• [Problem description]
Say how many lines contain "xlabel", using only the number.

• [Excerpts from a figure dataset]
+ + + + +

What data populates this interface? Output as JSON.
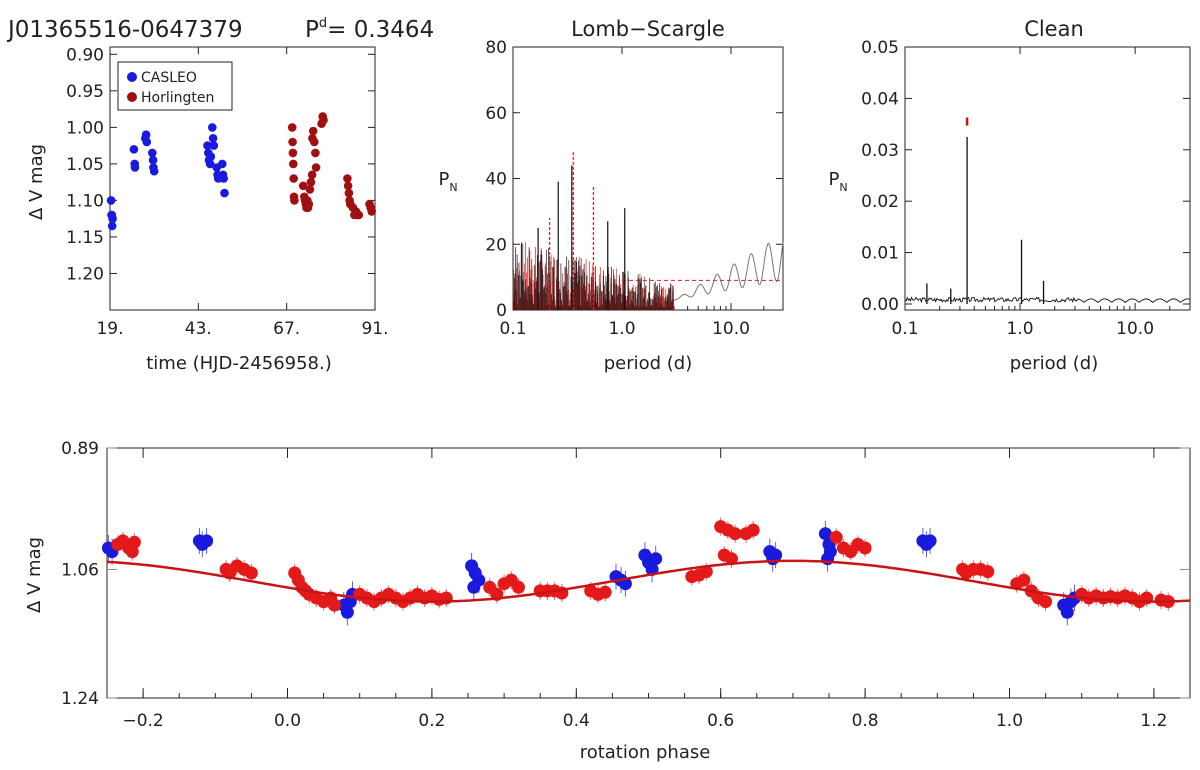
{
  "header": {
    "object": "J01365516-0647379",
    "period_label": "P",
    "period_sup": "d",
    "period_value": "= 0.3464"
  },
  "colors": {
    "casleo": "#1a1adf",
    "horlington": "#a01010",
    "phase_red": "#e41a1a",
    "fit_line": "#c81414",
    "black": "#111111",
    "gray": "#777777"
  },
  "chart_data": [
    {
      "id": "lightcurve",
      "type": "scatter",
      "title": "",
      "xlabel": "time (HJD-2456958.)",
      "ylabel": "Δ V mag",
      "xlim": [
        19,
        91
      ],
      "ylim": [
        1.25,
        0.89
      ],
      "x_ticks": [
        19,
        43,
        67,
        91
      ],
      "x_tick_labels": [
        "19.",
        "43.",
        "67.",
        "91."
      ],
      "y_ticks": [
        0.9,
        0.95,
        1.0,
        1.05,
        1.1,
        1.15,
        1.2
      ],
      "y_tick_labels": [
        "0.90",
        "0.95",
        "1.00",
        "1.05",
        "1.10",
        "1.15",
        "1.20"
      ],
      "legend_position": "top-left",
      "series": [
        {
          "name": "CASLEO",
          "color": "#1a1adf",
          "points": [
            [
              19.3,
              1.1
            ],
            [
              19.5,
              1.12
            ],
            [
              19.6,
              1.135
            ],
            [
              19.4,
              1.12
            ],
            [
              19.7,
              1.125
            ],
            [
              25.5,
              1.03
            ],
            [
              25.7,
              1.05
            ],
            [
              25.8,
              1.055
            ],
            [
              28.6,
              1.015
            ],
            [
              28.8,
              1.01
            ],
            [
              29.0,
              1.02
            ],
            [
              30.5,
              1.035
            ],
            [
              30.7,
              1.045
            ],
            [
              30.8,
              1.055
            ],
            [
              31.0,
              1.06
            ],
            [
              45.5,
              1.025
            ],
            [
              45.7,
              1.035
            ],
            [
              45.9,
              1.045
            ],
            [
              46.2,
              1.05
            ],
            [
              46.4,
              1.04
            ],
            [
              46.8,
              1.0
            ],
            [
              47.0,
              1.015
            ],
            [
              47.2,
              1.025
            ],
            [
              48.0,
              1.055
            ],
            [
              48.2,
              1.065
            ],
            [
              48.4,
              1.07
            ],
            [
              49.5,
              1.05
            ],
            [
              49.7,
              1.065
            ],
            [
              49.9,
              1.07
            ],
            [
              50.1,
              1.09
            ]
          ]
        },
        {
          "name": "Horlingten",
          "color": "#a01010",
          "points": [
            [
              68.5,
              1.0
            ],
            [
              68.6,
              1.02
            ],
            [
              68.7,
              1.035
            ],
            [
              68.8,
              1.05
            ],
            [
              68.9,
              1.07
            ],
            [
              69.0,
              1.095
            ],
            [
              69.1,
              1.1
            ],
            [
              71.5,
              1.08
            ],
            [
              71.8,
              1.095
            ],
            [
              72.0,
              1.1
            ],
            [
              72.2,
              1.105
            ],
            [
              72.4,
              1.11
            ],
            [
              72.6,
              1.1
            ],
            [
              72.8,
              1.11
            ],
            [
              73.0,
              1.105
            ],
            [
              73.3,
              1.085
            ],
            [
              73.6,
              1.075
            ],
            [
              73.9,
              1.065
            ],
            [
              74.0,
              1.015
            ],
            [
              74.2,
              1.005
            ],
            [
              74.5,
              1.02
            ],
            [
              74.8,
              1.035
            ],
            [
              75.0,
              1.055
            ],
            [
              76.5,
              0.995
            ],
            [
              76.8,
              0.985
            ],
            [
              77.0,
              0.99
            ],
            [
              83.5,
              1.07
            ],
            [
              83.7,
              1.08
            ],
            [
              83.9,
              1.09
            ],
            [
              84.1,
              1.1
            ],
            [
              84.3,
              1.105
            ],
            [
              85.0,
              1.11
            ],
            [
              85.4,
              1.12
            ],
            [
              85.8,
              1.115
            ],
            [
              86.2,
              1.12
            ],
            [
              86.6,
              1.12
            ],
            [
              89.5,
              1.105
            ],
            [
              89.8,
              1.11
            ],
            [
              90.1,
              1.115
            ]
          ]
        }
      ]
    },
    {
      "id": "lomb_scargle",
      "type": "line",
      "title": "Lomb−Scargle",
      "xlabel": "period (d)",
      "ylabel": "P",
      "ylabel_sub": "N",
      "x_scale": "log",
      "xlim": [
        0.1,
        30
      ],
      "ylim": [
        0,
        80
      ],
      "x_ticks": [
        0.1,
        1.0,
        10.0
      ],
      "x_tick_labels": [
        "0.1",
        "1.0",
        "10.0"
      ],
      "y_ticks": [
        0,
        20,
        40,
        60,
        80
      ],
      "y_tick_labels": [
        "0",
        "20",
        "40",
        "60",
        "80"
      ],
      "peaks": [
        {
          "period": 0.3464,
          "power": 44,
          "color": "#111111"
        },
        {
          "period": 0.3464,
          "power": 48,
          "color": "#e41a1a"
        },
        {
          "period": 0.53,
          "power": 38,
          "color": "#e41a1a"
        },
        {
          "period": 0.26,
          "power": 39,
          "color": "#111111"
        },
        {
          "period": 1.06,
          "power": 31,
          "color": "#111111"
        },
        {
          "period": 0.21,
          "power": 28,
          "color": "#e41a1a"
        },
        {
          "period": 0.74,
          "power": 27,
          "color": "#111111"
        },
        {
          "period": 0.17,
          "power": 25,
          "color": "#111111"
        }
      ],
      "threshold": 9
    },
    {
      "id": "clean",
      "type": "line",
      "title": "Clean",
      "xlabel": "period (d)",
      "ylabel": "P",
      "ylabel_sub": "N",
      "x_scale": "log",
      "xlim": [
        0.1,
        30
      ],
      "ylim": [
        0,
        0.05
      ],
      "x_ticks": [
        0.1,
        1.0,
        10.0
      ],
      "x_tick_labels": [
        "0.1",
        "1.0",
        "10.0"
      ],
      "y_ticks": [
        0,
        0.01,
        0.02,
        0.03,
        0.04,
        0.05
      ],
      "y_tick_labels": [
        "0.00",
        "0.01",
        "0.02",
        "0.03",
        "0.04",
        "0.05"
      ],
      "peaks": [
        {
          "period": 0.3464,
          "power": 0.0325
        },
        {
          "period": 1.03,
          "power": 0.0125
        },
        {
          "period": 1.6,
          "power": 0.0045
        },
        {
          "period": 0.155,
          "power": 0.004
        },
        {
          "period": 0.25,
          "power": 0.003
        }
      ],
      "marker_period": 0.3464,
      "marker_power": 0.0355
    },
    {
      "id": "phase_curve",
      "type": "scatter",
      "title": "",
      "xlabel": "rotation phase",
      "ylabel": "Δ V mag",
      "xlim": [
        -0.25,
        1.25
      ],
      "ylim": [
        1.24,
        0.89
      ],
      "x_ticks": [
        -0.2,
        0.0,
        0.2,
        0.4,
        0.6,
        0.8,
        1.0,
        1.2
      ],
      "x_tick_labels": [
        "−0.2",
        "0.0",
        "0.2",
        "0.4",
        "0.6",
        "0.8",
        "1.0",
        "1.2"
      ],
      "y_ticks": [
        0.89,
        1.06,
        1.24
      ],
      "y_tick_labels": [
        "0.89",
        "1.06",
        "1.24"
      ],
      "fit": {
        "mean": 1.0765,
        "amplitude": 0.0285,
        "phase_of_min_mag": 0.7
      },
      "series": [
        {
          "name": "CASLEO",
          "color": "#1a1adf",
          "points": [
            [
              -0.248,
              1.03
            ],
            [
              -0.243,
              1.035
            ],
            [
              -0.122,
              1.02
            ],
            [
              -0.118,
              1.025
            ],
            [
              -0.112,
              1.02
            ],
            [
              0.078,
              1.11
            ],
            [
              0.083,
              1.12
            ],
            [
              0.087,
              1.105
            ],
            [
              0.09,
              1.095
            ],
            [
              0.255,
              1.055
            ],
            [
              0.26,
              1.065
            ],
            [
              0.265,
              1.075
            ],
            [
              0.258,
              1.085
            ],
            [
              0.455,
              1.07
            ],
            [
              0.462,
              1.075
            ],
            [
              0.468,
              1.08
            ],
            [
              0.495,
              1.04
            ],
            [
              0.5,
              1.05
            ],
            [
              0.505,
              1.06
            ],
            [
              0.51,
              1.045
            ],
            [
              0.668,
              1.035
            ],
            [
              0.672,
              1.045
            ],
            [
              0.676,
              1.04
            ],
            [
              0.745,
              1.01
            ],
            [
              0.75,
              1.025
            ],
            [
              0.752,
              1.035
            ],
            [
              0.748,
              1.045
            ],
            [
              0.88,
              1.02
            ],
            [
              0.885,
              1.025
            ],
            [
              0.89,
              1.02
            ],
            [
              1.075,
              1.11
            ],
            [
              1.08,
              1.12
            ],
            [
              1.085,
              1.105
            ],
            [
              1.09,
              1.1
            ]
          ]
        },
        {
          "name": "Horlingten",
          "color": "#e41a1a",
          "points": [
            [
              -0.235,
              1.025
            ],
            [
              -0.228,
              1.02
            ],
            [
              -0.22,
              1.03
            ],
            [
              -0.215,
              1.035
            ],
            [
              -0.212,
              1.022
            ],
            [
              -0.085,
              1.06
            ],
            [
              -0.08,
              1.065
            ],
            [
              -0.07,
              1.055
            ],
            [
              -0.06,
              1.06
            ],
            [
              -0.05,
              1.065
            ],
            [
              0.01,
              1.065
            ],
            [
              0.015,
              1.075
            ],
            [
              0.02,
              1.085
            ],
            [
              0.025,
              1.09
            ],
            [
              0.03,
              1.095
            ],
            [
              0.04,
              1.1
            ],
            [
              0.05,
              1.105
            ],
            [
              0.06,
              1.1
            ],
            [
              0.065,
              1.11
            ],
            [
              0.1,
              1.095
            ],
            [
              0.11,
              1.1
            ],
            [
              0.12,
              1.105
            ],
            [
              0.13,
              1.1
            ],
            [
              0.14,
              1.095
            ],
            [
              0.15,
              1.1
            ],
            [
              0.16,
              1.105
            ],
            [
              0.17,
              1.1
            ],
            [
              0.18,
              1.095
            ],
            [
              0.19,
              1.1
            ],
            [
              0.2,
              1.097
            ],
            [
              0.21,
              1.102
            ],
            [
              0.22,
              1.1
            ],
            [
              0.28,
              1.085
            ],
            [
              0.29,
              1.095
            ],
            [
              0.3,
              1.08
            ],
            [
              0.31,
              1.075
            ],
            [
              0.32,
              1.085
            ],
            [
              0.35,
              1.09
            ],
            [
              0.36,
              1.09
            ],
            [
              0.37,
              1.09
            ],
            [
              0.38,
              1.093
            ],
            [
              0.42,
              1.09
            ],
            [
              0.43,
              1.095
            ],
            [
              0.44,
              1.092
            ],
            [
              0.56,
              1.07
            ],
            [
              0.57,
              1.068
            ],
            [
              0.58,
              1.063
            ],
            [
              0.6,
              1.0
            ],
            [
              0.61,
              1.005
            ],
            [
              0.62,
              1.01
            ],
            [
              0.605,
              1.04
            ],
            [
              0.615,
              1.045
            ],
            [
              0.635,
              1.01
            ],
            [
              0.645,
              1.005
            ],
            [
              0.77,
              1.03
            ],
            [
              0.78,
              1.035
            ],
            [
              0.79,
              1.025
            ],
            [
              0.8,
              1.03
            ],
            [
              0.76,
              1.015
            ],
            [
              0.935,
              1.06
            ],
            [
              0.94,
              1.065
            ],
            [
              0.95,
              1.06
            ],
            [
              0.96,
              1.06
            ],
            [
              0.97,
              1.063
            ],
            [
              1.01,
              1.08
            ],
            [
              1.02,
              1.075
            ],
            [
              1.03,
              1.09
            ],
            [
              1.04,
              1.1
            ],
            [
              1.05,
              1.105
            ],
            [
              1.1,
              1.095
            ],
            [
              1.11,
              1.1
            ],
            [
              1.12,
              1.097
            ],
            [
              1.13,
              1.1
            ],
            [
              1.14,
              1.098
            ],
            [
              1.15,
              1.1
            ],
            [
              1.16,
              1.097
            ],
            [
              1.17,
              1.1
            ],
            [
              1.18,
              1.105
            ],
            [
              1.19,
              1.1
            ],
            [
              1.21,
              1.103
            ],
            [
              1.22,
              1.105
            ]
          ]
        }
      ]
    }
  ]
}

+ + + + +

• [Written answer]
4